Supplied passage start

Luke Petrasek (born August 17, 1995) is an American basketball player for the Anwil Włocławek of the Polish Basketball League. He played college basketball for Columbia.

Early life
Petrasek's grandfather Connie Simmons played for the New York Knicks from 1949 to 1954. Petrasek attended Northport High School, which he led to the 2013 Long Island Class AA Championship. He was a Newsday All-Long Island First Team honoree.

College career
Petrasek immediately entered the starting lineup for Columbia and named was named Ivy League rookie of the week after scoring 20 points and blocking three shots in an 82-59 win over Fairleigh Dickinson on December 21, 2013. As a junior at Columbia, Petrasek averaged 10.2 points and 4.5 rebounds per game. Shooting 11-for-14 from the floor, Petrasek scored a career-high 31 points to lead Columbia to a 79-75 win over Cornell on January 20, 2017. Petrasek averaged 15.1 points, 5.6 rebounds and 1.9 assists per game as a senior. He earned second-team All-Ivy League honors. For his college career, he averaged 9.0 points, 4.1 rebounds and 1.3 assists per game.

Professional career

Greensboro Swarm (2017–2019)

Supplied passage end
Material provided start

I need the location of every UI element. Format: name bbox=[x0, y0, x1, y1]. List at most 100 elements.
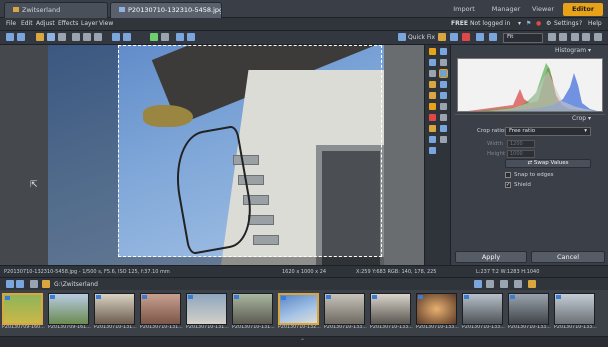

Material provided end

= Task requirements =
(1) According to the Luke Petrasek article, which of Petrasek's relatives played for the New York Knicks, and in what years?
(2) Reproduce the stretch of the Luke Petrasek article from "Luke Petrasek (born" through "First Team honoree.".
(3) Pick up the Luke Petrasek article after its final line and keep writing.

= Responses by task =
(1) His grandfather, Connie Simmons, played for the Knicks from 1949 to 1954.

(2)
Luke Petrasek (born August 17, 1995) is an American basketball player for the Anwil Włocławek of the Polish Basketball League. He played college basketball for Columbia.

Early life
Petrasek's grandfather Connie Simmons played for the New York Knicks from 1949 to 1954. Petrasek attended Northport High School, which he led to the 2013 Long Island Class AA Championship. He was a Newsday All-Long Island First Team honoree.

(3)
After not being chosen in the 2017 NBA Draft, he was invited by the Charlotte Hornets to participate in the NBA Summer League and made the training camp roster. Petrasek was signed by the Greensboro Swarm of the NBA G League in October. He averaged 6.1 points and 4.4 rebounds per game in his first season with the Swarm. Petrasek was invited to play for the Hornets in the 2018 Summer League.

Gießen 46ers (2019–2020)
On July 18, 2019, Petrasek signed with the Gießen 46ers. He averaged 10.9 points, 4.4 rebounds and 1.2 assists per game.

Nizhny Novgorod (2020–2021)
On July 13, 2020, he has signed with Nizhny Novgorod of the VTB United League.

Anwil Włocławek (2021–present)
On June 30, 2021, he has signed with Anwil Włocławek of the Polish Basketball League.

References

External links
 Columbia Lions bio

1995 births
Living people
American expatriate basketball people in Germany
American expatriate basketball people in Russia
American men's basketball players
Basketball players from New York (state)
BC Nizhny Novgorod players
Columbia Lions men's basketball players
Giessen 46ers players
Greensboro Swarm players
KK Włocławek players
People from East Northport, New York
Power forwards (basketball)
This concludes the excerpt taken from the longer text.